_What this task involves_: Quote every row from the one containing "Localize all elements." down to the one containing "colorbar-tick-label: 100 <box>1036", keeping both end rows.

(Stored items)
----

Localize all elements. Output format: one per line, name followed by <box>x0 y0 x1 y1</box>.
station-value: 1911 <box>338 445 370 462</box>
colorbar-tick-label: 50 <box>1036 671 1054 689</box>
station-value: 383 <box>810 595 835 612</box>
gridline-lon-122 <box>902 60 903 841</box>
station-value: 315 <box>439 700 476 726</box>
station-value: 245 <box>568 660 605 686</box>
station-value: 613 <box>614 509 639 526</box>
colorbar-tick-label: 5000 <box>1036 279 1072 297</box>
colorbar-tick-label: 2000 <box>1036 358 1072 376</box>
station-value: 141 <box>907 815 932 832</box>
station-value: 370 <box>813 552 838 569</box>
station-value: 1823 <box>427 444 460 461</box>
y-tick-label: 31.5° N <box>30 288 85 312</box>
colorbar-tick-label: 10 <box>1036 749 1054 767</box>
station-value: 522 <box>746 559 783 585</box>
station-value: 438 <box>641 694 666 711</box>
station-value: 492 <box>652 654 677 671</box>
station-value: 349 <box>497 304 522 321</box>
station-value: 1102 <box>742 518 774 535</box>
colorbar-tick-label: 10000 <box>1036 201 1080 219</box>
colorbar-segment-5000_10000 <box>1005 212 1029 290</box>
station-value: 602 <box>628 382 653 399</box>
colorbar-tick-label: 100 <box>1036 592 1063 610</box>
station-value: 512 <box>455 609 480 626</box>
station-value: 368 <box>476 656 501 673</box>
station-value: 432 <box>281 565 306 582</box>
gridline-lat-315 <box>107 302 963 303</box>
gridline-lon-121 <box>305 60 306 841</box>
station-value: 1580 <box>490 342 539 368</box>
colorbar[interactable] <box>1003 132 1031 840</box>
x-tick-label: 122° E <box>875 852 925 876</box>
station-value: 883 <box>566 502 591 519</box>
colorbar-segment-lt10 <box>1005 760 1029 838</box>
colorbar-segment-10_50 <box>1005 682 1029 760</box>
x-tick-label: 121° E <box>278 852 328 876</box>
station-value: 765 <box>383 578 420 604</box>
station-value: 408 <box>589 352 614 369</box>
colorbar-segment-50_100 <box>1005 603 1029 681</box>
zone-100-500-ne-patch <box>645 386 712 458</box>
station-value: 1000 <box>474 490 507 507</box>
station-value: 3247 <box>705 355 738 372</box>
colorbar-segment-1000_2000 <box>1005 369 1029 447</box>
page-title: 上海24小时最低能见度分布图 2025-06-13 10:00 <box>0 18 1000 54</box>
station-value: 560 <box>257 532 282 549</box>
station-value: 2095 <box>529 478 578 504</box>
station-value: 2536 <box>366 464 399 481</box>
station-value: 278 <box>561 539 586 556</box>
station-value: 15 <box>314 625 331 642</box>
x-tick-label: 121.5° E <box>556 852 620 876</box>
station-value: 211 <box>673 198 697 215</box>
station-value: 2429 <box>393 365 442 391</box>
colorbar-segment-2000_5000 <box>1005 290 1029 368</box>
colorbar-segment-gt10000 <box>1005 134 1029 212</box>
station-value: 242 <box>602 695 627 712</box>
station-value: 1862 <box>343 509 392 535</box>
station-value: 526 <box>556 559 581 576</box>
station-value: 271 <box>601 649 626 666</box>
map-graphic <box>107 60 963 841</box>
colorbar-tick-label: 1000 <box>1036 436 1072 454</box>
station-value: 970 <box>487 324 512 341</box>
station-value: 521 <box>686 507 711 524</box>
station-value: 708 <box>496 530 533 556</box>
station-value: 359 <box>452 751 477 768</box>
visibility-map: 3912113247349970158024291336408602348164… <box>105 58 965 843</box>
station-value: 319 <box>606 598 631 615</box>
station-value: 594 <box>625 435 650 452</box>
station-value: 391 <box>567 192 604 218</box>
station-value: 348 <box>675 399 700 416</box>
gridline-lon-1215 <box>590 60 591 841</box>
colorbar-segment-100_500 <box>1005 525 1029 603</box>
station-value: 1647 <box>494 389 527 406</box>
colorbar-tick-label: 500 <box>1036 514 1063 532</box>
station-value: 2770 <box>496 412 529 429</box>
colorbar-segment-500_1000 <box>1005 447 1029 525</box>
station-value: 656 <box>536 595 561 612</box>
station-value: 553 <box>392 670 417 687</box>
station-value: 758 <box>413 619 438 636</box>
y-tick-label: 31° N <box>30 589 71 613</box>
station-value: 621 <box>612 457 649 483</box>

----

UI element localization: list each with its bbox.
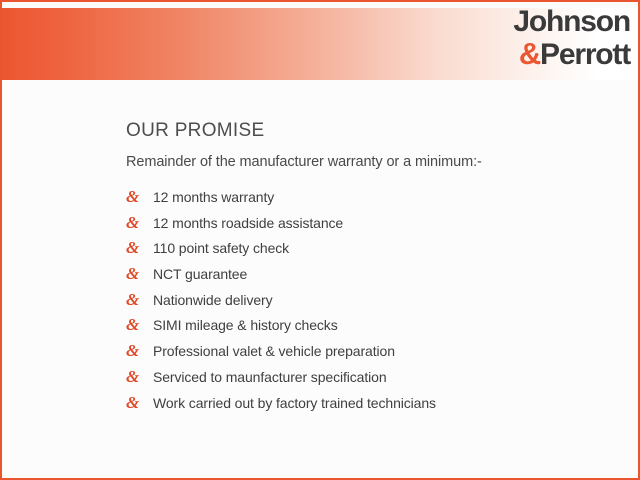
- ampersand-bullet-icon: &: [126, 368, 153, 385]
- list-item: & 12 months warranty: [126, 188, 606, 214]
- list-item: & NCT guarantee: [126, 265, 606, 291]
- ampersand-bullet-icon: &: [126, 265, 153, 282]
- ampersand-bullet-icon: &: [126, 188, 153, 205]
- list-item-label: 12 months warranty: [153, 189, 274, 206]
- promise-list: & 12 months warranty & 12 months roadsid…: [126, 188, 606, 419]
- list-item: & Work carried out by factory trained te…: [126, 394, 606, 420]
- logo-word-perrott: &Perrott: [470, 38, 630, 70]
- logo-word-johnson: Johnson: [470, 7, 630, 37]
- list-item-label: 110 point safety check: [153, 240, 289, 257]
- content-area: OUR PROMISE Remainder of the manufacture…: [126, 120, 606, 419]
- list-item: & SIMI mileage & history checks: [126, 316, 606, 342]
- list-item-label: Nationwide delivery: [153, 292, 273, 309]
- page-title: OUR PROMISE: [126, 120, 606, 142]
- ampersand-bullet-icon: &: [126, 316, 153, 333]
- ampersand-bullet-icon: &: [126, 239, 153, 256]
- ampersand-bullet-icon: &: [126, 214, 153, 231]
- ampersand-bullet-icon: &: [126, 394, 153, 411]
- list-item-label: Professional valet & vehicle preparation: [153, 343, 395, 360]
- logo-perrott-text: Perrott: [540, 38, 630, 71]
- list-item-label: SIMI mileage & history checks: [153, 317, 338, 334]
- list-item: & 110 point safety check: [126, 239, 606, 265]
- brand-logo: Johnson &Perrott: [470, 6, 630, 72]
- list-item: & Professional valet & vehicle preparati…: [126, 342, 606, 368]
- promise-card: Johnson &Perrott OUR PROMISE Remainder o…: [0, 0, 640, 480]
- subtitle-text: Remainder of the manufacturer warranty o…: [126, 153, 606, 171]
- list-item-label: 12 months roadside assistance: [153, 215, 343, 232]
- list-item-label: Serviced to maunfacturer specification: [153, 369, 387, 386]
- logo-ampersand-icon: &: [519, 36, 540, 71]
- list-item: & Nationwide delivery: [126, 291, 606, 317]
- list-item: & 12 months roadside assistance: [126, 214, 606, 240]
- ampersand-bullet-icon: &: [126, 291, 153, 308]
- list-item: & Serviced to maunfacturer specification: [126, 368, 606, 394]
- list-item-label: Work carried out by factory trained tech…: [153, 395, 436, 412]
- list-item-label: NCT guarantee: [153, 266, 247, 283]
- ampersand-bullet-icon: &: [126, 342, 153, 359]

----

_The response_:
Localize all elements. Output format: one per line, name followed by <box>x0 y0 x1 y1</box>.
station-value: 1911 <box>338 445 370 462</box>
colorbar-tick-label: 50 <box>1036 671 1054 689</box>
station-value: 383 <box>810 595 835 612</box>
gridline-lon-122 <box>902 60 903 841</box>
station-value: 315 <box>439 700 476 726</box>
station-value: 245 <box>568 660 605 686</box>
station-value: 613 <box>614 509 639 526</box>
colorbar-tick-label: 5000 <box>1036 279 1072 297</box>
colorbar-tick-label: 2000 <box>1036 358 1072 376</box>
station-value: 141 <box>907 815 932 832</box>
station-value: 370 <box>813 552 838 569</box>
station-value: 1823 <box>427 444 460 461</box>
y-tick-label: 31.5° N <box>30 288 85 312</box>
colorbar-tick-label: 10 <box>1036 749 1054 767</box>
station-value: 522 <box>746 559 783 585</box>
station-value: 438 <box>641 694 666 711</box>
station-value: 492 <box>652 654 677 671</box>
station-value: 349 <box>497 304 522 321</box>
station-value: 1102 <box>742 518 774 535</box>
colorbar-tick-label: 10000 <box>1036 201 1080 219</box>
colorbar-segment-5000_10000 <box>1005 212 1029 290</box>
station-value: 602 <box>628 382 653 399</box>
colorbar-tick-label: 100 <box>1036 592 1063 610</box>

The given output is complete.